▶ Task statement
For the entries below, how many lines include the word "into"? Give the figure and nothing more.
── Records for this task ──
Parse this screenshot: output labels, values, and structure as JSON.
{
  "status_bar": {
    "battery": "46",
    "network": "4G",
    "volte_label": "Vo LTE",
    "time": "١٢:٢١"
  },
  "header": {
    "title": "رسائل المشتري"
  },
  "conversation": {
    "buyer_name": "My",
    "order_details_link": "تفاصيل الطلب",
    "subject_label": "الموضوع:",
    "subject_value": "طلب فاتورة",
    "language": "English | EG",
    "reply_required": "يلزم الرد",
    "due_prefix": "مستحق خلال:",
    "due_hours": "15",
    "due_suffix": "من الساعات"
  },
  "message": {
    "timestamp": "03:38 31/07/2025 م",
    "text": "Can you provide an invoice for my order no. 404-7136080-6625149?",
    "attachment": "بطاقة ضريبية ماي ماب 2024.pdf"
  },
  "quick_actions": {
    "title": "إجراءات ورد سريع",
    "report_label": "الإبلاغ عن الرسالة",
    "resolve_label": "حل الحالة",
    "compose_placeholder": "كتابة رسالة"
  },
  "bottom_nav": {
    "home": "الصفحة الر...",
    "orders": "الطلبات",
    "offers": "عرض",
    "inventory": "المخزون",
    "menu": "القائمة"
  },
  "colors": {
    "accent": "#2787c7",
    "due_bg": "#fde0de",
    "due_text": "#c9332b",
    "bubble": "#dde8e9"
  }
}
───
── Records for this task ──
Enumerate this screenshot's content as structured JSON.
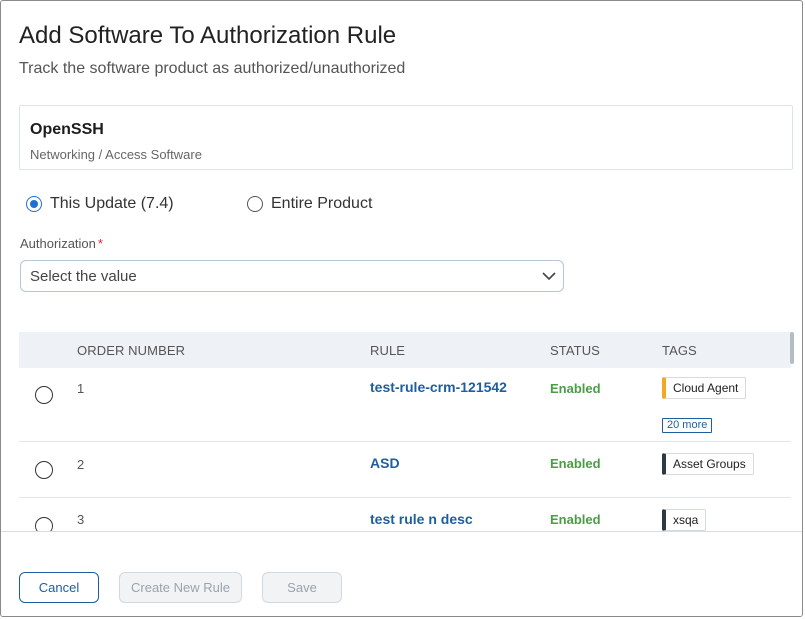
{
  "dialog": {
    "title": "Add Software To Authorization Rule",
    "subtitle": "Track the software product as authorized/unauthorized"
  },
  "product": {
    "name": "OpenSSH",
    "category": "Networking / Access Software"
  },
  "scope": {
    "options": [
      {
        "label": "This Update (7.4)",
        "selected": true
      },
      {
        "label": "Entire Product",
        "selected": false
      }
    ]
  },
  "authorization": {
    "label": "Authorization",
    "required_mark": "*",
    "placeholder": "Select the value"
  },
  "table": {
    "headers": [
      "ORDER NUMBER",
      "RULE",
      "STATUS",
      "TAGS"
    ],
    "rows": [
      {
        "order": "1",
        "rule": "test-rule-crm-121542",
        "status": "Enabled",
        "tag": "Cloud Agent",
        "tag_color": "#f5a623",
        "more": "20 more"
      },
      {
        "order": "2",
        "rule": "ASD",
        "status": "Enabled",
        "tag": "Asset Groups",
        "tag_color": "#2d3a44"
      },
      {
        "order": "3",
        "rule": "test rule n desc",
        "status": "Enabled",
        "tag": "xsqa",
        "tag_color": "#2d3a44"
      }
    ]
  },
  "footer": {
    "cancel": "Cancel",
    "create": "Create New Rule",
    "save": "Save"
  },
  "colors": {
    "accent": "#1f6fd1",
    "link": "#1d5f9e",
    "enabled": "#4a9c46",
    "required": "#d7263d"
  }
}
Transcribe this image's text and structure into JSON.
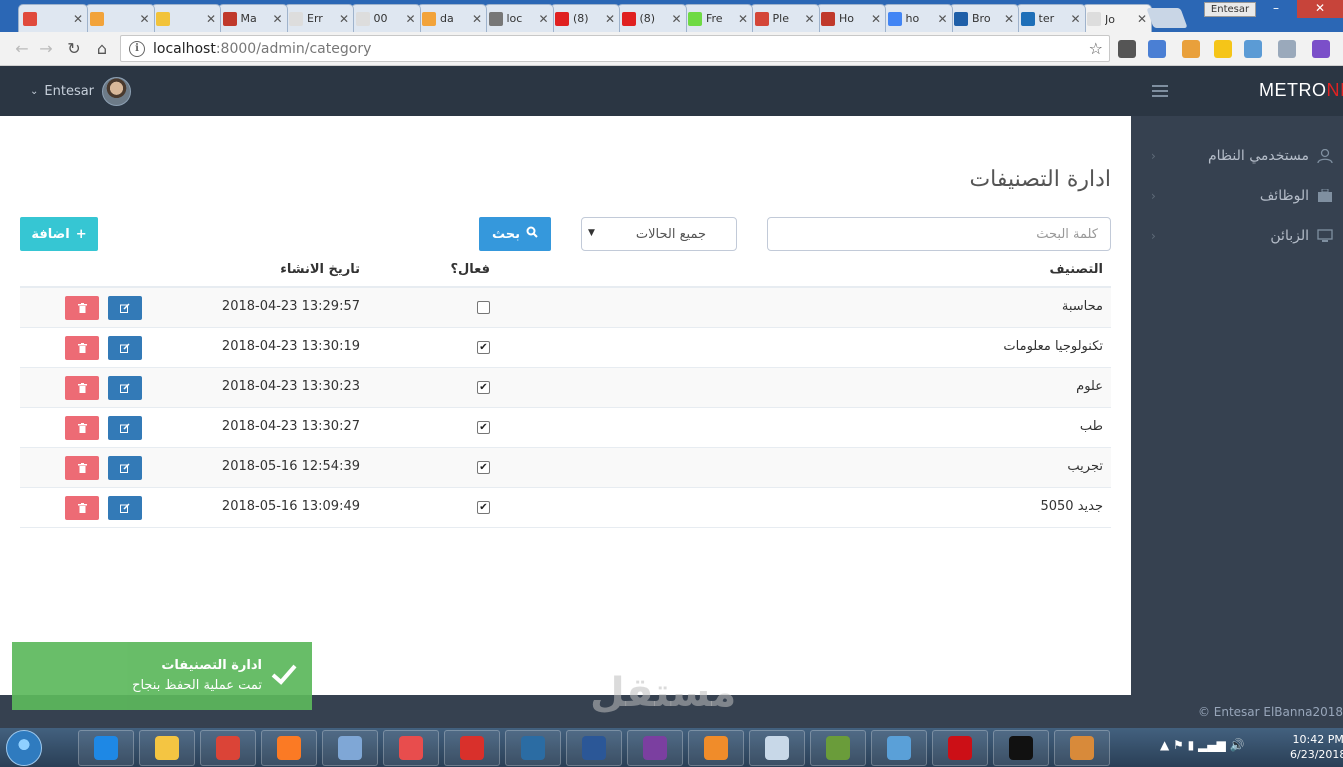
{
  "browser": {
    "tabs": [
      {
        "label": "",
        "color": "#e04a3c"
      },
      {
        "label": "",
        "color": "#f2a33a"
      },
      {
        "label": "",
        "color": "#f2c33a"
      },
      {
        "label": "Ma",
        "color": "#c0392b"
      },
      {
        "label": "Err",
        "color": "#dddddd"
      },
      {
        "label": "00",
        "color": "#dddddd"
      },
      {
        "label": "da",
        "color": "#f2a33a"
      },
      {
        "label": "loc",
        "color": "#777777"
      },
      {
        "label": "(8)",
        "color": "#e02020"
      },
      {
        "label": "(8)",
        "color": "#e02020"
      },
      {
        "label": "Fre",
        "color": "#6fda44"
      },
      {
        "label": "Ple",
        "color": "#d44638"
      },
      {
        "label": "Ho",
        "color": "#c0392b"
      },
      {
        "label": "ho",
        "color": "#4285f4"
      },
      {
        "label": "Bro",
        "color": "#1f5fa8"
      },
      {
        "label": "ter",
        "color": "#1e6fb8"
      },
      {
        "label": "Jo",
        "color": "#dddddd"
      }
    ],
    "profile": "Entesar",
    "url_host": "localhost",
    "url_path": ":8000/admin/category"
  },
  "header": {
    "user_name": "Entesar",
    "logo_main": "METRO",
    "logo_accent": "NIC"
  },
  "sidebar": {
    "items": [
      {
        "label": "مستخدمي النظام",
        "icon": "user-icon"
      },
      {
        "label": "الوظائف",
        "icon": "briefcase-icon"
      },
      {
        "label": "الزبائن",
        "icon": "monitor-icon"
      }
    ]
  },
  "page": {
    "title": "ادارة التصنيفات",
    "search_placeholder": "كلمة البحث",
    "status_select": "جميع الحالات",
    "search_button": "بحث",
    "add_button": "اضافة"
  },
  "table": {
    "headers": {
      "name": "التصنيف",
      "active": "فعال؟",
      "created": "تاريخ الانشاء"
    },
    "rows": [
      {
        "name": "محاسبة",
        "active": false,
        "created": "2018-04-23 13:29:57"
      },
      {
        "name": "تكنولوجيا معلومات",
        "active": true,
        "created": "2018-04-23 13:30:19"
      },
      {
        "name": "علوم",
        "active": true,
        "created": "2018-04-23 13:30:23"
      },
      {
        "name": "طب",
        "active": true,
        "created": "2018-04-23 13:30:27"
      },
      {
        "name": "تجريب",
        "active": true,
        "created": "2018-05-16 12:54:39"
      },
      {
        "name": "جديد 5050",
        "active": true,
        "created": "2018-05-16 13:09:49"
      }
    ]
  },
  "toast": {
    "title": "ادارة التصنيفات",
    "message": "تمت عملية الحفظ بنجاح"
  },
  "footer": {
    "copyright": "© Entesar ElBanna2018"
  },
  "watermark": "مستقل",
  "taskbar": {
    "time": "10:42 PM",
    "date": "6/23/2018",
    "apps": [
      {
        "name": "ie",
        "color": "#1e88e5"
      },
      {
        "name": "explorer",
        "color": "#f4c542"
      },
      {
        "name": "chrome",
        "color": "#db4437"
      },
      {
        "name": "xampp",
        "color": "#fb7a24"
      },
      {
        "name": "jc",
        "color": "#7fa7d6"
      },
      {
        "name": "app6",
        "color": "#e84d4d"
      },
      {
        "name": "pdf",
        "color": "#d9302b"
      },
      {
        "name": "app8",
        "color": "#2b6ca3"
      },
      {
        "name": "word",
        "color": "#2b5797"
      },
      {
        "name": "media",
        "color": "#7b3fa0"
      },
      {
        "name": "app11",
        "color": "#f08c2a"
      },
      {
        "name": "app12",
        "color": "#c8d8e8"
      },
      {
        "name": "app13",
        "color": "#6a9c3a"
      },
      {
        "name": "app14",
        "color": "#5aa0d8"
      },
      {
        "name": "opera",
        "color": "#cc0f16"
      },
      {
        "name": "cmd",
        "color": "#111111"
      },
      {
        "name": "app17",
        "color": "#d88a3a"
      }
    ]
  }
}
───
── Records for this task ──
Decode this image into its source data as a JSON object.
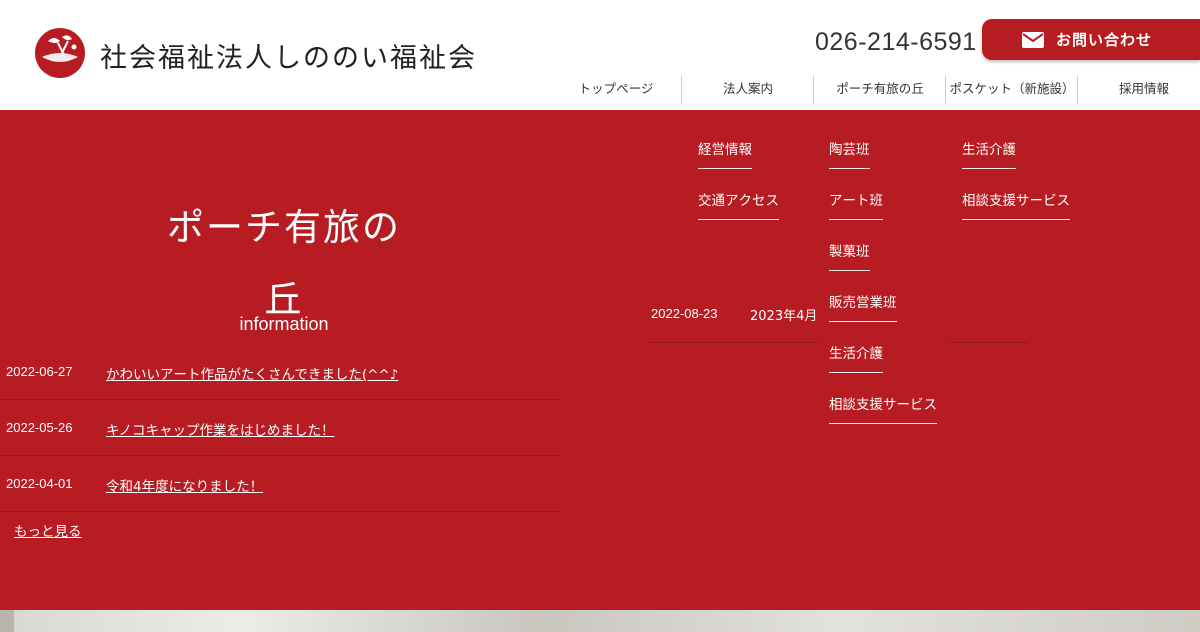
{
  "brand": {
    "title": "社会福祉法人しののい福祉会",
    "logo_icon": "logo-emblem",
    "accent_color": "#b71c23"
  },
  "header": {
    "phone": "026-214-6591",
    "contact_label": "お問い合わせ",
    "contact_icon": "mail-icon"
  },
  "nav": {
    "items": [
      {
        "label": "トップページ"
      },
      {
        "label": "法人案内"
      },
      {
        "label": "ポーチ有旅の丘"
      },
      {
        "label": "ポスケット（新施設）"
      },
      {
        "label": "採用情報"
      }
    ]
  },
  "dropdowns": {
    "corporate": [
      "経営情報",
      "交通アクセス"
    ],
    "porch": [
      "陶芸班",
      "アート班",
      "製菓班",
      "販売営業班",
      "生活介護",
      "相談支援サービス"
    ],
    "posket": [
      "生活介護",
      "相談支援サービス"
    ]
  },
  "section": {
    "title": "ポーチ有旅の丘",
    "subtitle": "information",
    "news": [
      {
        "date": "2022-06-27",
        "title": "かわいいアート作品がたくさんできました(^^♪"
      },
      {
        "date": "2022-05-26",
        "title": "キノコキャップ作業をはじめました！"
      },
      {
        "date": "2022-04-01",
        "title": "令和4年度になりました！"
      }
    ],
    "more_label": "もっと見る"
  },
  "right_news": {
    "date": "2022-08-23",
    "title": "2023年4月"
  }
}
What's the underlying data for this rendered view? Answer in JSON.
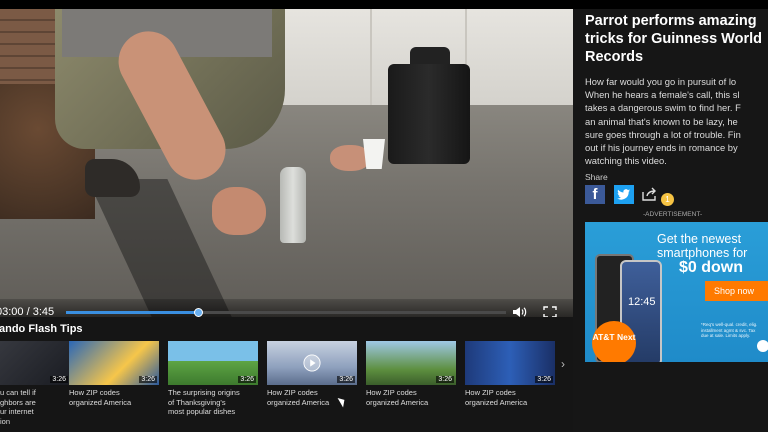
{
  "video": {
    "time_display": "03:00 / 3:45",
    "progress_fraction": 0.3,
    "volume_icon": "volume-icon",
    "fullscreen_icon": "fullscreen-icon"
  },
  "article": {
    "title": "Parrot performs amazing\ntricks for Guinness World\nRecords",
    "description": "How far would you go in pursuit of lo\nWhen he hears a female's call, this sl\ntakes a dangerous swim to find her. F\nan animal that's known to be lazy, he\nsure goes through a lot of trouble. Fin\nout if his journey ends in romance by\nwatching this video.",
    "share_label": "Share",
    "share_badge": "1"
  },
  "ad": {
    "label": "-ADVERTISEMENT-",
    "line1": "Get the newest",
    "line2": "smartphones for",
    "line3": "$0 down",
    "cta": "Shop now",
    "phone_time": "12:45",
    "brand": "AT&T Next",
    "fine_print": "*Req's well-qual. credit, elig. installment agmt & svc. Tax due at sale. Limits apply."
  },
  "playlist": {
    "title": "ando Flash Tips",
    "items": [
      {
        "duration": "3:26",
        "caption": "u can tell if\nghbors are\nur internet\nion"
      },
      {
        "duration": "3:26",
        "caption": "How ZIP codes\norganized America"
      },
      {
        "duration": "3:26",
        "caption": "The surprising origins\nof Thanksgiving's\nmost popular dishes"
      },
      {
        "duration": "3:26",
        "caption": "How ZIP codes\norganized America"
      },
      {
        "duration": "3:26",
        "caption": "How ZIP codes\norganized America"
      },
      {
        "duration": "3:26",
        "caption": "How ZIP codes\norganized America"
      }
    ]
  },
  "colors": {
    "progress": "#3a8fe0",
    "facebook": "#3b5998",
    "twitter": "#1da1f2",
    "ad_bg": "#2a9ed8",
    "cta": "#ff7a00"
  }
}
───
▶ Output
2